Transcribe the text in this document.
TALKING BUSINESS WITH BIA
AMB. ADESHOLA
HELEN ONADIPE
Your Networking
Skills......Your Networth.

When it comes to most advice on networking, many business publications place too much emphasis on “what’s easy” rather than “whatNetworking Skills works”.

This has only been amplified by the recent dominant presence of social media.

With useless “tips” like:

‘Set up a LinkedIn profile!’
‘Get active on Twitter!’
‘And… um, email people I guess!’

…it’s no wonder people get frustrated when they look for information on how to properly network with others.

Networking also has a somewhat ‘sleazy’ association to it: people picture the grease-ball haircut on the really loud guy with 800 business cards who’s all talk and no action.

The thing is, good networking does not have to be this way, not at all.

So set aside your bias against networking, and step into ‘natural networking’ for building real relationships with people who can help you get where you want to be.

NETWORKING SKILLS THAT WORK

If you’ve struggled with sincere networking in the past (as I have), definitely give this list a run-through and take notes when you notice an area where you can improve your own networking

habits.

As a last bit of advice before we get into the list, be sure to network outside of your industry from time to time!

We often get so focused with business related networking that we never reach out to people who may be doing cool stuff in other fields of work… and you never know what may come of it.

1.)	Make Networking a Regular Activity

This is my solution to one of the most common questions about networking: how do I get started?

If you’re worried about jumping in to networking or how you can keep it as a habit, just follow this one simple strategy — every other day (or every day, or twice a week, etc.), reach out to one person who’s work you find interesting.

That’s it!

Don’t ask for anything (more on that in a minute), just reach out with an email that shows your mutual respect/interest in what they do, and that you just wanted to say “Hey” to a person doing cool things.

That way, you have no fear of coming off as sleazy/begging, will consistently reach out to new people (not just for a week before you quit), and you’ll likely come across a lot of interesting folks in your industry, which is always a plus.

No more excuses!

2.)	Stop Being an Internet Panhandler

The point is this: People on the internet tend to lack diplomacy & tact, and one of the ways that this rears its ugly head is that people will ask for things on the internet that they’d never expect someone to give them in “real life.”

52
---+---
• Exercise details
Give an exact repetition of all the material.

• Full response
Transcribe the text in this document.
TALKING BUSINESS WITH BIA
AMB. ADESHOLA
HELEN ONADIPE
Your Networking
Skills......Your Networth.

When it comes to most advice on networking, many business publications place too much emphasis on “what’s easy” rather than “whatNetworking Skills works”.

This has only been amplified by the recent dominant presence of social media.

With useless “tips” like:

‘Set up a LinkedIn profile!’
‘Get active on Twitter!’
‘And… um, email people I guess!’

…it’s no wonder people get frustrated when they look for information on how to properly network with others.

Networking also has a somewhat ‘sleazy’ association to it: people picture the grease-ball haircut on the really loud guy with 800 business cards who’s all talk and no action.

The thing is, good networking does not have to be this way, not at all.

So set aside your bias against networking, and step into ‘natural networking’ for building real relationships with people who can help you get where you want to be.

NETWORKING SKILLS THAT WORK

If you’ve struggled with sincere networking in the past (as I have), definitely give this list a run-through and take notes when you notice an area where you can improve your own networking

habits.

As a last bit of advice before we get into the list, be sure to network outside of your industry from time to time!

We often get so focused with business related networking that we never reach out to people who may be doing cool stuff in other fields of work… and you never know what may come of it.

1.)	Make Networking a Regular Activity

This is my solution to one of the most common questions about networking: how do I get started?

If you’re worried about jumping in to networking or how you can keep it as a habit, just follow this one simple strategy — every other day (or every day, or twice a week, etc.), reach out to one person who’s work you find interesting.

That’s it!

Don’t ask for anything (more on that in a minute), just reach out with an email that shows your mutual respect/interest in what they do, and that you just wanted to say “Hey” to a person doing cool things.

That way, you have no fear of coming off as sleazy/begging, will consistently reach out to new people (not just for a week before you quit), and you’ll likely come across a lot of interesting folks in your industry, which is always a plus.

No more excuses!

2.)	Stop Being an Internet Panhandler

The point is this: People on the internet tend to lack diplomacy & tact, and one of the ways that this rears its ugly head is that people will ask for things on the internet that they’d never expect someone to give them in “real life.”

52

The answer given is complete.